**Work task**
Decide whether each statement below agrees with the mailing-list post below, answering yes or no and quoting the deciding words of the post. (a) The writer says it is possible to be convinced of something without being committed to it. (b) The post holds that molecular cloning reveals the origin of a particular DNA molecule. (c) The post is dated March 9, 2002.

Re: HIV and AIDS redux

From: Pat Fallon (pfallon@ptd.net)
Date: Sat Mar 09 2002 - 21:41:35 MST


>> Pat Fallon
> >You can't put the cart before the horse. Somebody first has to isolate
the
> >candidate virus, prove that it is present in sufficient numbers to cause
the
> >symptoms in the affected cells, characterize the proteins and genetic
> >material, reinfect host cultures, see increased numbers, reisolate and
> >compare the proteins and genetic material.

> Damien Broderick
> You do know, BTW, that HIV genomes have been sequenced already?
> See http://hiv-web.lanl.gov/content/hiv-db/mainpage.html
> http://hiv-web.lanl.gov/content/hiv-db/HTML/FAQ.html

Thank you for the links. I can be convinced of something without being
committed to it, and am thus always willing to reconsider my conclusions.

Yes, I am aware that it is claimed that HIV genomes have been sequenced.
However, upon first review I don't think those links address the major
concern The Perth Group has raised.

Unquestionably, by molecular cloning one can obtain large amounts of
"purified" DNA, but equally unquestionable is the fact that molecular
cloning tells you nothing about the origin of a particular DNA molecule.

To sequence "the HIV genome" one must know beforehand that a particular DNA
is the HIV genome. In other words, one must start with "HIV RNA" which can
be obtained only by prior purification of particles proven to be retroviral
particles. Since it is argued that this has not been achieved, then what is
the origin of the DNA fragment which is known as the "HIV genome" which is
routinely cloned in labs?

This is how I understand the genetic information of HIV was manufactured, as
Dr. Stephan Lanka has described:

[begin Lanka quote]
Since no virus has been isolated, it follows that no nucleic acid has been
isolated from it either. Complicated procedures are, nonetheless, described
in the literature, at the end of which something is produced which is called
the nucleic acid of HIV.

1. In a tube....

**Input data**
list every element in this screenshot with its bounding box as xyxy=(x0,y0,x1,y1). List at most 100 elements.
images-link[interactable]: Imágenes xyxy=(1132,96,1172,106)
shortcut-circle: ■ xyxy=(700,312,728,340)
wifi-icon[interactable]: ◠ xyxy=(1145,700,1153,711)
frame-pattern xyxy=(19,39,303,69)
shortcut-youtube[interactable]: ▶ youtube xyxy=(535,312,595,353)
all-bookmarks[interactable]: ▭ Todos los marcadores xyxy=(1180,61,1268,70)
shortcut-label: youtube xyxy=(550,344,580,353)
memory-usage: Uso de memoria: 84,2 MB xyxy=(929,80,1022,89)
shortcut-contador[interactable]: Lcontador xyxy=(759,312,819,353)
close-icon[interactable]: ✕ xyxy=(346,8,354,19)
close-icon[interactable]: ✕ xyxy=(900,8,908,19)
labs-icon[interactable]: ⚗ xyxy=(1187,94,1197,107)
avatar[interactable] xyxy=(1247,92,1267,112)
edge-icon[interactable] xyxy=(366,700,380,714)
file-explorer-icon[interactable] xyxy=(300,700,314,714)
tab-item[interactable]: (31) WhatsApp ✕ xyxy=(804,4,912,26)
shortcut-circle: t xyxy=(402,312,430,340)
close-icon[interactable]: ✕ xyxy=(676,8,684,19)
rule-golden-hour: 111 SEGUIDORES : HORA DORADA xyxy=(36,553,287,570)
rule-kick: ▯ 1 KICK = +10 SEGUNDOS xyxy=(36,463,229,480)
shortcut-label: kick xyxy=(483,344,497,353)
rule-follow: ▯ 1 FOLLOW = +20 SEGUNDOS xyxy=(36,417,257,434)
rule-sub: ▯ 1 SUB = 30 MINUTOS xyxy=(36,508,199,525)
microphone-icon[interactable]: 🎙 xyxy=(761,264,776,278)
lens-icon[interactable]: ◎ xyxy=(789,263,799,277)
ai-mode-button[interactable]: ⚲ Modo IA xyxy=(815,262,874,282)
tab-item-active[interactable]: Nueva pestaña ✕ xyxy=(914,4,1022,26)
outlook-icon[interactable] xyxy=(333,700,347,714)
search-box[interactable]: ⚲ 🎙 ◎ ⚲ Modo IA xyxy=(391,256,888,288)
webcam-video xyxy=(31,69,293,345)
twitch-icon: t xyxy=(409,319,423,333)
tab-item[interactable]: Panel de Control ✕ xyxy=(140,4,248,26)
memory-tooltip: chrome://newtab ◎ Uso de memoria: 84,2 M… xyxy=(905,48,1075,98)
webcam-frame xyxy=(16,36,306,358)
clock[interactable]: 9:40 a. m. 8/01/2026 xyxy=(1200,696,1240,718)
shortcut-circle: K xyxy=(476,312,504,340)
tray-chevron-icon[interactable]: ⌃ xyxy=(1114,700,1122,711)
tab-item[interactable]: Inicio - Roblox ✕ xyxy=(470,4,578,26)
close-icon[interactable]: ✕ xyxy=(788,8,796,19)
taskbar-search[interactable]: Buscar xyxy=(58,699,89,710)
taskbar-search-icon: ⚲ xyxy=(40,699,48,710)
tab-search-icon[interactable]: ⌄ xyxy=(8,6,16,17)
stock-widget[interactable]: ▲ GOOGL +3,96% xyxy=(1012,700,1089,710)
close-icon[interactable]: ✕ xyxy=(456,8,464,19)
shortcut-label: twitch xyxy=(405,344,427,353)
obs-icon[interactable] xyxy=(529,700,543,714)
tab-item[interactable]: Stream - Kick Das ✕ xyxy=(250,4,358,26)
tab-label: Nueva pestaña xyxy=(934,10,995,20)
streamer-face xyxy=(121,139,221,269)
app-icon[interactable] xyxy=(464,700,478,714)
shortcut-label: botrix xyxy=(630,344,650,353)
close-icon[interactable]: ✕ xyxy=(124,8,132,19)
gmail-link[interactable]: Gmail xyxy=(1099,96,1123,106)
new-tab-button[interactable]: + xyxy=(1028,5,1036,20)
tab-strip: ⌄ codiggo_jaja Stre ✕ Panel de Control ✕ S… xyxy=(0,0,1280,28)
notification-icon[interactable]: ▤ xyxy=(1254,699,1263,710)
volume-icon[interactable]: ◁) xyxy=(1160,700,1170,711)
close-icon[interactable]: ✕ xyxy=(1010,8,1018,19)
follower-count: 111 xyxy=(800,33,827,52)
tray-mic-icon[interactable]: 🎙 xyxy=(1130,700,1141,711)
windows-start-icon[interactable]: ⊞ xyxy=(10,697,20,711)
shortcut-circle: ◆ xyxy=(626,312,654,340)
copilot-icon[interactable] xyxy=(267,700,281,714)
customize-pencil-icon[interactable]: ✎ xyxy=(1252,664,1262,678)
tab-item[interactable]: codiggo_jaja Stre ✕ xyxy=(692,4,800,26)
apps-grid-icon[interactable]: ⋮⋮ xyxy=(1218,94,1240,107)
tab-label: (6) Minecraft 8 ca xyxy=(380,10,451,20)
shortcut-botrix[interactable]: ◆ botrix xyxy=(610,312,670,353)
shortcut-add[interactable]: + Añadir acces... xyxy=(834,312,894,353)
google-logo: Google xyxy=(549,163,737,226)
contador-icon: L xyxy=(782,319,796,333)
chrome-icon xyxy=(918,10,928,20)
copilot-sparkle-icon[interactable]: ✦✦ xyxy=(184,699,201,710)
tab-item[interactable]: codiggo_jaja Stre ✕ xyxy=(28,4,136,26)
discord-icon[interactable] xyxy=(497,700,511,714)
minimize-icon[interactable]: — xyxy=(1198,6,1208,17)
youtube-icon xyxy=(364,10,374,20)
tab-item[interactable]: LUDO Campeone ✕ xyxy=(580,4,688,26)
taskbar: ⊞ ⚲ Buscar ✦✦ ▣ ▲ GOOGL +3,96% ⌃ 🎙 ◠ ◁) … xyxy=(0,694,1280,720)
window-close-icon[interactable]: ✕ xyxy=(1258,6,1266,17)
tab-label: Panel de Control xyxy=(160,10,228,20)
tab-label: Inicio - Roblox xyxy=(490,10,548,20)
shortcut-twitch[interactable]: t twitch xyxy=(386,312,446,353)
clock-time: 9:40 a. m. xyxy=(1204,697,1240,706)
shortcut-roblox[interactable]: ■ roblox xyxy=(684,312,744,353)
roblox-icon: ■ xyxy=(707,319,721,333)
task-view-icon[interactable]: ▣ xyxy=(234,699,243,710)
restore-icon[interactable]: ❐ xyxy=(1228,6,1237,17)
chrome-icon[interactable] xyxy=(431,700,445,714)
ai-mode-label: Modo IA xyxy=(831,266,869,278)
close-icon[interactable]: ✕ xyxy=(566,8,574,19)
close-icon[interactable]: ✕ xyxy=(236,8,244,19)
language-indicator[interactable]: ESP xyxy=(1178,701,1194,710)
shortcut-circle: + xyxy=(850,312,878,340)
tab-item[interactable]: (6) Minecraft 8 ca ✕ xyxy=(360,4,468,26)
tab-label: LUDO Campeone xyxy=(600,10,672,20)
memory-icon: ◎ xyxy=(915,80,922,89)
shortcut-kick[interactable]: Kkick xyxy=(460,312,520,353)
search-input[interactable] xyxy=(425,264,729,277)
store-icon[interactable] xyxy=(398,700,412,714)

**Response below**
(a) Yes: "I can be convinced of something without being committed to it"
(b) No: "molecular cloning tells you nothing about the origin of a particular DNA molecule"
(c) Yes: "Date: Sat Mar 09 2002 - 21:41:35 MST"